ENTRIES PROVIDED.

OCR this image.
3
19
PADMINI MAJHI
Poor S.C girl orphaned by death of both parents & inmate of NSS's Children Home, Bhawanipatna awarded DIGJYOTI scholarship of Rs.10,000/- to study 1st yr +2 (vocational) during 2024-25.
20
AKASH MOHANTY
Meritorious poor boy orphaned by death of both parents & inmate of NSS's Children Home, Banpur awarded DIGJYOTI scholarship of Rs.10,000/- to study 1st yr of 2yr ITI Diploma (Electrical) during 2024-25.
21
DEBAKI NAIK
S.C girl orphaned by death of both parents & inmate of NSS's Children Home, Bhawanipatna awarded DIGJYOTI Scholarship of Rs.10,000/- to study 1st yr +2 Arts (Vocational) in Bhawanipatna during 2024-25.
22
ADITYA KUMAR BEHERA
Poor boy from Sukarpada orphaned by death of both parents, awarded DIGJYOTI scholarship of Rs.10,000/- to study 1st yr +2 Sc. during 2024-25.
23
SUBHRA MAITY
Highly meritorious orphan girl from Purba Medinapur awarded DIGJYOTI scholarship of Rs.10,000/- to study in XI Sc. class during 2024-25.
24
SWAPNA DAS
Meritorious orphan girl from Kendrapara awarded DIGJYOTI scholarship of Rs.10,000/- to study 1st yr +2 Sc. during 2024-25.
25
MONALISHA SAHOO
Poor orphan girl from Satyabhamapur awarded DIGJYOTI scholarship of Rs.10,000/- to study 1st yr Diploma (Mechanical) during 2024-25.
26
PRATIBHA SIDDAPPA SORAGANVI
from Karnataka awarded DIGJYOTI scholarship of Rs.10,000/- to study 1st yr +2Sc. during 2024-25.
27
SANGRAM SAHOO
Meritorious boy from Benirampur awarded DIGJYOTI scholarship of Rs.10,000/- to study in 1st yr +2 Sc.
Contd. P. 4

YOUR OBJECTIVE. From the listing above, extract every line exactly as it stands.

OUTPUT.
OCR this image.
3
19
PADMINI MAJHI
Poor S.C girl orphaned by death of both parents & inmate of NSS's Children Home, Bhawanipatna awarded DIGJYOTI scholarship of Rs.10,000/- to study 1st yr +2 (vocational) during 2024-25.
20
AKASH MOHANTY
Meritorious poor boy orphaned by death of both parents & inmate of NSS's Children Home, Banpur awarded DIGJYOTI scholarship of Rs.10,000/- to study 1st yr of 2yr ITI Diploma (Electrical) during 2024-25.
21
DEBAKI NAIK
S.C girl orphaned by death of both parents & inmate of NSS's Children Home, Bhawanipatna awarded DIGJYOTI Scholarship of Rs.10,000/- to study 1st yr +2 Arts (Vocational) in Bhawanipatna during 2024-25.
22
ADITYA KUMAR BEHERA
Poor boy from Sukarpada orphaned by death of both parents, awarded DIGJYOTI scholarship of Rs.10,000/- to study 1st yr +2 Sc. during 2024-25.
23
SUBHRA MAITY
Highly meritorious orphan girl from Purba Medinapur awarded DIGJYOTI scholarship of Rs.10,000/- to study in XI Sc. class during 2024-25.
24
SWAPNA DAS
Meritorious orphan girl from Kendrapara awarded DIGJYOTI scholarship of Rs.10,000/- to study 1st yr +2 Sc. during 2024-25.
25
MONALISHA SAHOO
Poor orphan girl from Satyabhamapur awarded DIGJYOTI scholarship of Rs.10,000/- to study 1st yr Diploma (Mechanical) during 2024-25.
26
PRATIBHA SIDDAPPA SORAGANVI
from Karnataka awarded DIGJYOTI scholarship of Rs.10,000/- to study 1st yr +2Sc. during 2024-25.
27
SANGRAM SAHOO
Meritorious boy from Benirampur awarded DIGJYOTI scholarship of Rs.10,000/- to study in 1st yr +2 Sc.
Contd. P. 4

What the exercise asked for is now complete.